WHAT YOU WILL DO
Without the pictures, set down the records below word for word.

DATA FOR THIS EXERCISE
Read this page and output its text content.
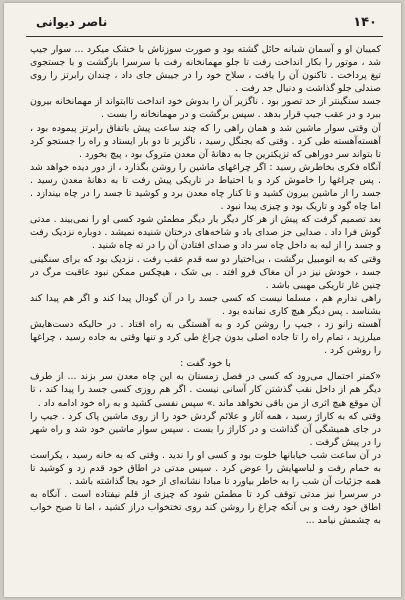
۱۴۰
ناصر دیوانی

کمیبان او و آسمان شبانه حائل گشته بود و صورت سوزناش با خشک میکرد ... سوار جیپ شد ، موتور را بکار انداخت رفت تا جلو مهمانخانه رفت با سرسرا بازگشت و با جستجوی تیغ پرداخت . تاکنون آن را یافت ، سلاح خود را در جیبش جای داد ، چندان رابرتز را روی صندلی جلو گذاشت و دنبال جد رفت .

جسد سنگینتر از حد تصور بود . ناگزیر آن را بدوش خود انداخت تاابتواند از مهمانخانه بیرون ببرد و در عقب جیپ قرار بدهد . سپس برگشت و در مهمانخانه را بست .

آن وقتی سوار ماشین شد و همان راهی را که چند ساعت پیش باتفاق رابرتز پیموده بود ، آهسته‌آهسته طی کرد . وقتی که بجنگل رسید ، ناگزیر تا دو بار ایستاد و راه را جستجو کرد تا بتواند سر دوراهی که تزیکترین جا به دهانهٔ آن معدن متروک بود ، پیچ بخورد .

آنگاه فکری بخاطرش رسید : اگر چراغهای ماشین را روشن بگذارد ، از دور دیده خواهد شد . پس چراغها را خاموش کرد و با احتیاط در تاریکی پیش رفت تا به دهانهٔ معدن رسید . جسد را از ماشین بیرون کشید و تا کنار چاه معدن برد و کوشید تا جسد را در چاه بیندازد . اما چاه گود و تاریک بود و چیزی پیدا نبود .

بعد تصمیم گرفت که پیش از هر کار دیگر بار دیگر مطمئن شود کسی او را نمی‌بیند . مدتی گوش فرا داد . صدایی جز صدای باد و شاخه‌های درختان شنیده نمیشد . دوباره نزدیک رفت و جسد را از لبه به داخل چاه سر داد و صدای افتادن آن را در ته چاه شنید .

وقتی که به اتومبیل برگشت ، بی‌اختیار دو سه قدم عقب رفت . نزدیک بود که برای سنگینی جسد ، خودش نیز در آن مغاک فرو افتد . بی شک ، هیچکس ممکن نبود عاقبت مرگ در چنین غار تاریکی مهیبی باشد .

راهی ندارم هم ، مسلما نیست که کسی جسد را در آن گودال پیدا کند و اگر هم پیدا کند بشناسد . پس دیگر هیچ کاری نمانده بود .

آهسته زانو زد ، جیپ را روشن کرد و به آهستگی به راه افتاد . در حالیکه دست‌هایش میلرزید ، تمام راه را تا جاده اصلی بدون چراغ طی کرد و تنها وقتی به جاده رسید ، چراغها را روشن کرد .

با خود گفت :

«کمتر احتمال می‌رود که کسی در فصل زمستان به این چاه معدن سر بزند ... از طرف دیگر هم از داخل نقب گذشتن کار آسانی نیست . اگر هم روزی کسی جسد را پیدا کند ، تا آن موقع هیچ اثری از من باقی نخواهد ماند .» سپس نفسی کشید و به راه خود ادامه داد .

وقتی که به کاراژ رسید ، همه آثار و علائم گردش خود را از روی ماشین پاک کرد . جیپ را در جای همیشگی آن گذاشت و در کاراژ را بست . سپس سوار ماشین خود شد و راه شهر را در پیش گرفت .

در آن ساعت شب خیابانها خلوت بود و کسی او را ندید . وقتی که به خانه رسید ، یکراست به حمام رفت و لباسهایش را عوض کرد . سپس مدتی در اطاق خود قدم زد و کوشید تا همه جزئیات آن شب را به خاطر بیاورد تا مبادا نشانه‌ای از خود بجا گذاشته باشد .

در سرسرا نیز مدتی توقف کرد تا مطمئن شود که چیزی از قلم نیفتاده است . آنگاه به اطاق خود رفت و بی آنکه چراغ را روشن کند روی تختخواب دراز کشید ، اما تا صبح خواب به چشمش نیامد ...
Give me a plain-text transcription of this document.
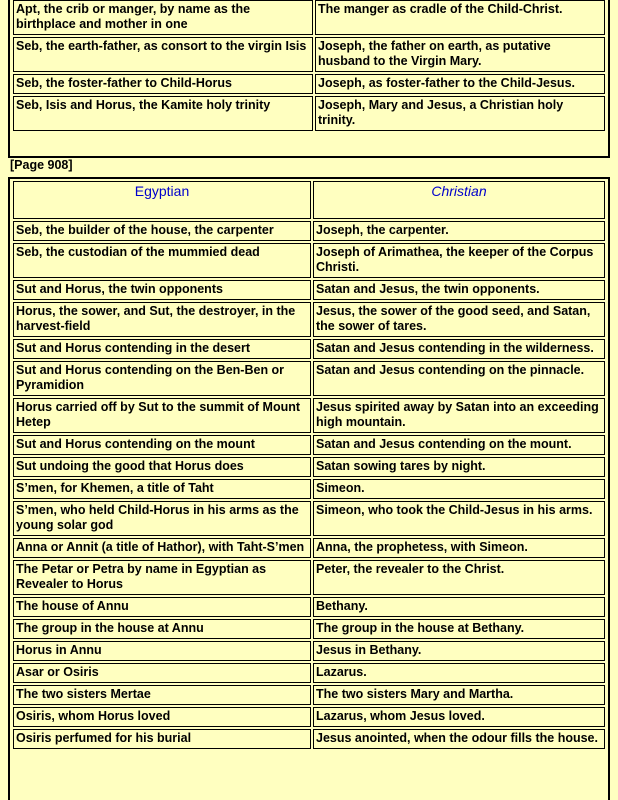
Apt, the crib or manger, by name as the birthplace and mother in one	The manger as cradle of the Child-Christ.
Seb, the earth-father, as consort to the virgin Isis	Joseph, the father on earth, as putative husband to the Virgin Mary.
Seb, the foster-father to Child-Horus	Joseph, as foster-father to the Child-Jesus.
Seb, Isis and Horus, the Kamite holy trinity	Joseph, Mary and Jesus, a Christian holy trinity.
[Page 908]
Egyptian	Christian
Seb, the builder of the house, the carpenter	Joseph, the carpenter.
Seb, the custodian of the mummied dead	Joseph of Arimathea, the keeper of the Corpus Christi.
Sut and Horus, the twin opponents	Satan and Jesus, the twin opponents.
Horus, the sower, and Sut, the destroyer, in the harvest-field	Jesus, the sower of the good seed, and Satan, the sower of tares.
Sut and Horus contending in the desert	Satan and Jesus contending in the wilderness.
Sut and Horus contending on the Ben-Ben or Pyramidion	Satan and Jesus contending on the pinnacle.
Horus carried off by Sut to the summit of Mount Hetep	Jesus spirited away by Satan into an exceeding high mountain.
Sut and Horus contending on the mount	Satan and Jesus contending on the mount.
Sut undoing the good that Horus does	Satan sowing tares by night.
S’men, for Khemen, a title of Taht	Simeon.
S’men, who held Child-Horus in his arms as the young solar god	Simeon, who took the Child-Jesus in his arms.
Anna or Annit (a title of Hathor), with Taht-S’men	Anna, the prophetess, with Simeon.
The Petar or Petra by name in Egyptian as Revealer to Horus	Peter, the revealer to the Christ.
The house of Annu	Bethany.
The group in the house at Annu	The group in the house at Bethany.
Horus in Annu	Jesus in Bethany.
Asar or Osiris	Lazarus.
The two sisters Mertae	The two sisters Mary and Martha.
Osiris, whom Horus loved	Lazarus, whom Jesus loved.
Osiris perfumed for his burial	Jesus anointed, when the odour fills the house.
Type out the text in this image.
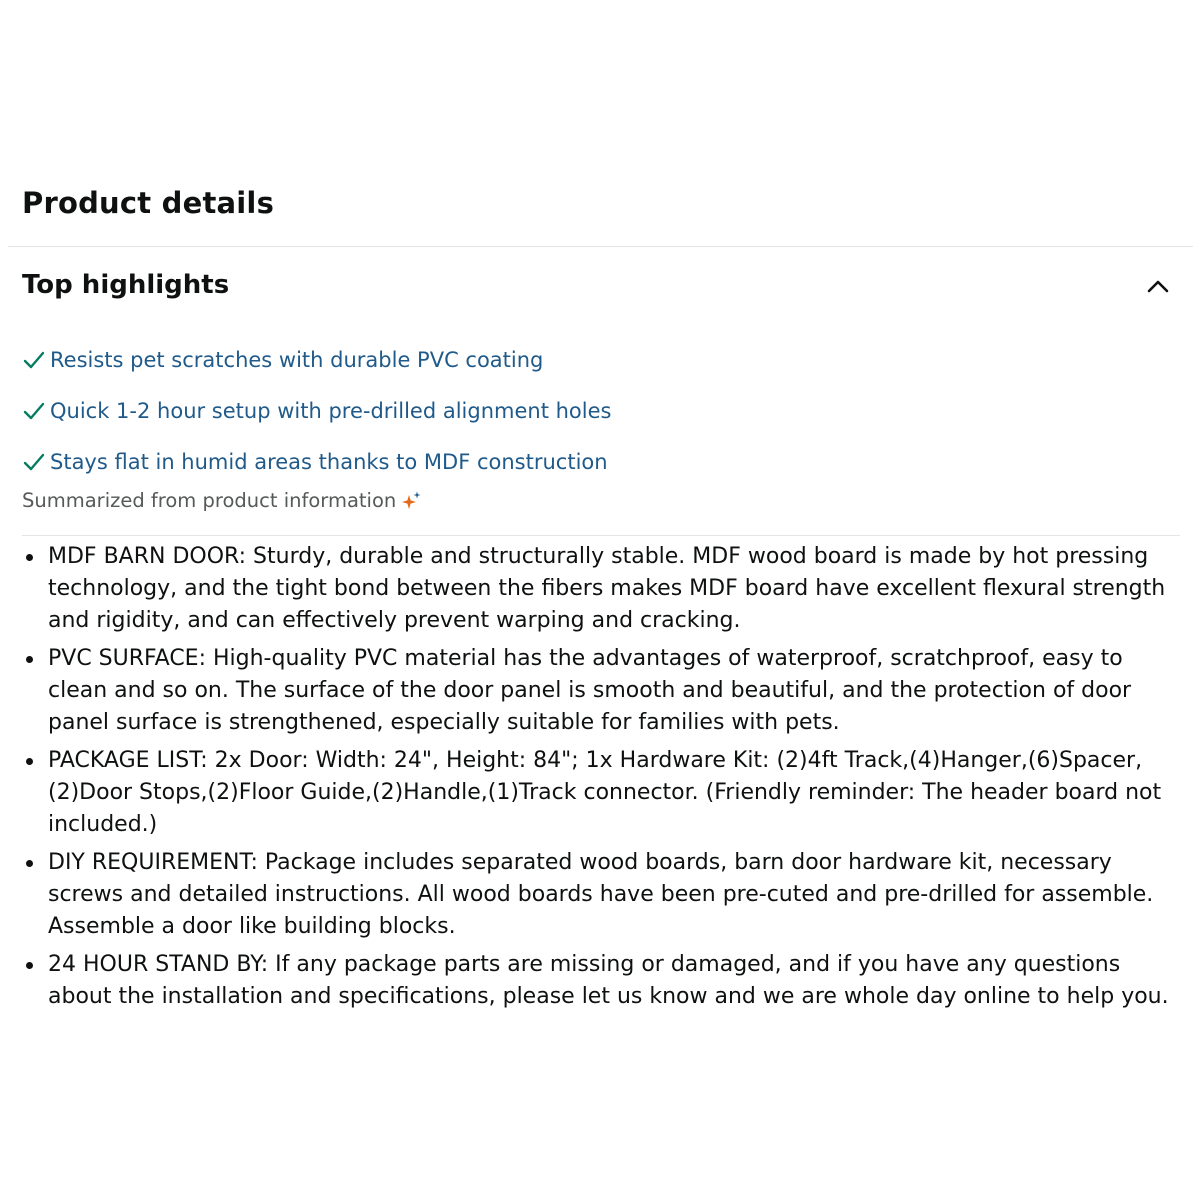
Product details
Top highlights
Resists pet scratches with durable PVC coating
Quick 1-2 hour setup with pre-drilled alignment holes
Stays flat in humid areas thanks to MDF construction
Summarized from product information
MDF BARN DOOR: Sturdy, durable and structurally stable. MDF wood board is made by hot pressing technology, and the tight bond between the fibers makes MDF board have excellent flexural strength and rigidity, and can effectively prevent warping and cracking.
PVC SURFACE: High-quality PVC material has the advantages of waterproof, scratchproof, easy to clean and so on. The surface of the door panel is smooth and beautiful, and the protection of door panel surface is strengthened, especially suitable for families with pets.
PACKAGE LIST: 2x Door: Width: 24", Height: 84"; 1x Hardware Kit: (2)4ft Track,(4)Hanger,(6)Spacer,(2)Door Stops,(2)Floor Guide,(2)Handle,(1)Track connector. (Friendly reminder: The header board not included.)
DIY REQUIREMENT: Package includes separated wood boards, barn door hardware kit, necessary screws and detailed instructions. All wood boards have been pre-cuted and pre-drilled for assemble. Assemble a door like building blocks.
24 HOUR STAND BY: If any package parts are missing or damaged, and if you have any questions about the installation and specifications, please let us know and we are whole day online to help you.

RESPONSE TO THIS TASK
Read this page and output its text content.
۱۴۰
ناصر دیوانی

کمیبان او و آسمان شبانه حائل گشته بود و صورت سوزناش با خشک میکرد ... سوار جیپ شد ، موتور را بکار انداخت رفت تا جلو مهمانخانه رفت با سرسرا بازگشت و با جستجوی تیغ پرداخت . تاکنون آن را یافت ، سلاح خود را در جیبش جای داد ، چندان رابرتز را روی صندلی جلو گذاشت و دنبال جد رفت .

جسد سنگینتر از حد تصور بود . ناگزیر آن را بدوش خود انداخت تاابتواند از مهمانخانه بیرون ببرد و در عقب جیپ قرار بدهد . سپس برگشت و در مهمانخانه را بست .

آن وقتی سوار ماشین شد و همان راهی را که چند ساعت پیش باتفاق رابرتز پیموده بود ، آهسته‌آهسته طی کرد . وقتی که بجنگل رسید ، ناگزیر تا دو بار ایستاد و راه را جستجو کرد تا بتواند سر دوراهی که تزیکترین جا به دهانهٔ آن معدن متروک بود ، پیچ بخورد .

آنگاه فکری بخاطرش رسید : اگر چراغهای ماشین را روشن بگذارد ، از دور دیده خواهد شد . پس چراغها را خاموش کرد و با احتیاط در تاریکی پیش رفت تا به دهانهٔ معدن رسید . جسد را از ماشین بیرون کشید و تا کنار چاه معدن برد و کوشید تا جسد را در چاه بیندازد . اما چاه گود و تاریک بود و چیزی پیدا نبود .

بعد تصمیم گرفت که پیش از هر کار دیگر بار دیگر مطمئن شود کسی او را نمی‌بیند . مدتی گوش فرا داد . صدایی جز صدای باد و شاخه‌های درختان شنیده نمیشد . دوباره نزدیک رفت و جسد را از لبه به داخل چاه سر داد و صدای افتادن آن را در ته چاه شنید .

وقتی که به اتومبیل برگشت ، بی‌اختیار دو سه قدم عقب رفت . نزدیک بود که برای سنگینی جسد ، خودش نیز در آن مغاک فرو افتد . بی شک ، هیچکس ممکن نبود عاقبت مرگ در چنین غار تاریکی مهیبی باشد .

راهی ندارم هم ، مسلما نیست که کسی جسد را در آن گودال پیدا کند و اگر هم پیدا کند بشناسد . پس دیگر هیچ کاری نمانده بود .

آهسته زانو زد ، جیپ را روشن کرد و به آهستگی به راه افتاد . در حالیکه دست‌هایش میلرزید ، تمام راه را تا جاده اصلی بدون چراغ طی کرد و تنها وقتی به جاده رسید ، چراغها را روشن کرد .

با خود گفت :

«کمتر احتمال می‌رود که کسی در فصل زمستان به این چاه معدن سر بزند ... از طرف دیگر هم از داخل نقب گذشتن کار آسانی نیست . اگر هم روزی کسی جسد را پیدا کند ، تا آن موقع هیچ اثری از من باقی نخواهد ماند .» سپس نفسی کشید و به راه خود ادامه داد .

وقتی که به کاراژ رسید ، همه آثار و علائم گردش خود را از روی ماشین پاک کرد . جیپ را در جای همیشگی آن گذاشت و در کاراژ را بست . سپس سوار ماشین خود شد و راه شهر را در پیش گرفت .

در آن ساعت شب خیابانها خلوت بود و کسی او را ندید . وقتی که به خانه رسید ، یکراست به حمام رفت و لباسهایش را عوض کرد . سپس مدتی در اطاق خود قدم زد و کوشید تا همه جزئیات آن شب را به خاطر بیاورد تا مبادا نشانه‌ای از خود بجا گذاشته باشد .

در سرسرا نیز مدتی توقف کرد تا مطمئن شود که چیزی از قلم نیفتاده است . آنگاه به اطاق خود رفت و بی آنکه چراغ را روشن کند روی تختخواب دراز کشید ، اما تا صبح خواب به چشمش نیامد ...
Give me a plain-text transcription of this document.
Apt, the crib or manger, by name as the birthplace and mother in one	The manger as cradle of the Child-Christ.
Seb, the earth-father, as consort to the virgin Isis	Joseph, the father on earth, as putative husband to the Virgin Mary.
Seb, the foster-father to Child-Horus	Joseph, as foster-father to the Child-Jesus.
Seb, Isis and Horus, the Kamite holy trinity	Joseph, Mary and Jesus, a Christian holy trinity.
[Page 908]
Egyptian	Christian
Seb, the builder of the house, the carpenter	Joseph, the carpenter.
Seb, the custodian of the mummied dead	Joseph of Arimathea, the keeper of the Corpus Christi.
Sut and Horus, the twin opponents	Satan and Jesus, the twin opponents.
Horus, the sower, and Sut, the destroyer, in the harvest-field	Jesus, the sower of the good seed, and Satan, the sower of tares.
Sut and Horus contending in the desert	Satan and Jesus contending in the wilderness.
Sut and Horus contending on the Ben-Ben or Pyramidion	Satan and Jesus contending on the pinnacle.
Horus carried off by Sut to the summit of Mount Hetep	Jesus spirited away by Satan into an exceeding high mountain.
Sut and Horus contending on the mount	Satan and Jesus contending on the mount.
Sut undoing the good that Horus does	Satan sowing tares by night.
S’men, for Khemen, a title of Taht	Simeon.
S’men, who held Child-Horus in his arms as the young solar god	Simeon, who took the Child-Jesus in his arms.
Anna or Annit (a title of Hathor), with Taht-S’men	Anna, the prophetess, with Simeon.
The Petar or Petra by name in Egyptian as Revealer to Horus	Peter, the revealer to the Christ.
The house of Annu	Bethany.
The group in the house at Annu	The group in the house at Bethany.
Horus in Annu	Jesus in Bethany.
Asar or Osiris	Lazarus.
The two sisters Mertae	The two sisters Mary and Martha.
Osiris, whom Horus loved	Lazarus, whom Jesus loved.
Osiris perfumed for his burial	Jesus anointed, when the odour fills the house.
Type out the text in this image.
Product details
Top highlights
Resists pet scratches with durable PVC coating
Quick 1-2 hour setup with pre-drilled alignment holes
Stays flat in humid areas thanks to MDF construction
Summarized from product information
MDF BARN DOOR: Sturdy, durable and structurally stable. MDF wood board is made by hot pressing technology, and the tight bond between the fibers makes MDF board have excellent flexural strength and rigidity, and can effectively prevent warping and cracking.
PVC SURFACE: High-quality PVC material has the advantages of waterproof, scratchproof, easy to clean and so on. The surface of the door panel is smooth and beautiful, and the protection of door panel surface is strengthened, especially suitable for families with pets.
PACKAGE LIST: 2x Door: Width: 24", Height: 84"; 1x Hardware Kit: (2)4ft Track,(4)Hanger,(6)Spacer,(2)Door Stops,(2)Floor Guide,(2)Handle,(1)Track connector. (Friendly reminder: The header board not included.)
DIY REQUIREMENT: Package includes separated wood boards, barn door hardware kit, necessary screws and detailed instructions. All wood boards have been pre-cuted and pre-drilled for assemble. Assemble a door like building blocks.
24 HOUR STAND BY: If any package parts are missing or damaged, and if you have any questions about the installation and specifications, please let us know and we are whole day online to help you.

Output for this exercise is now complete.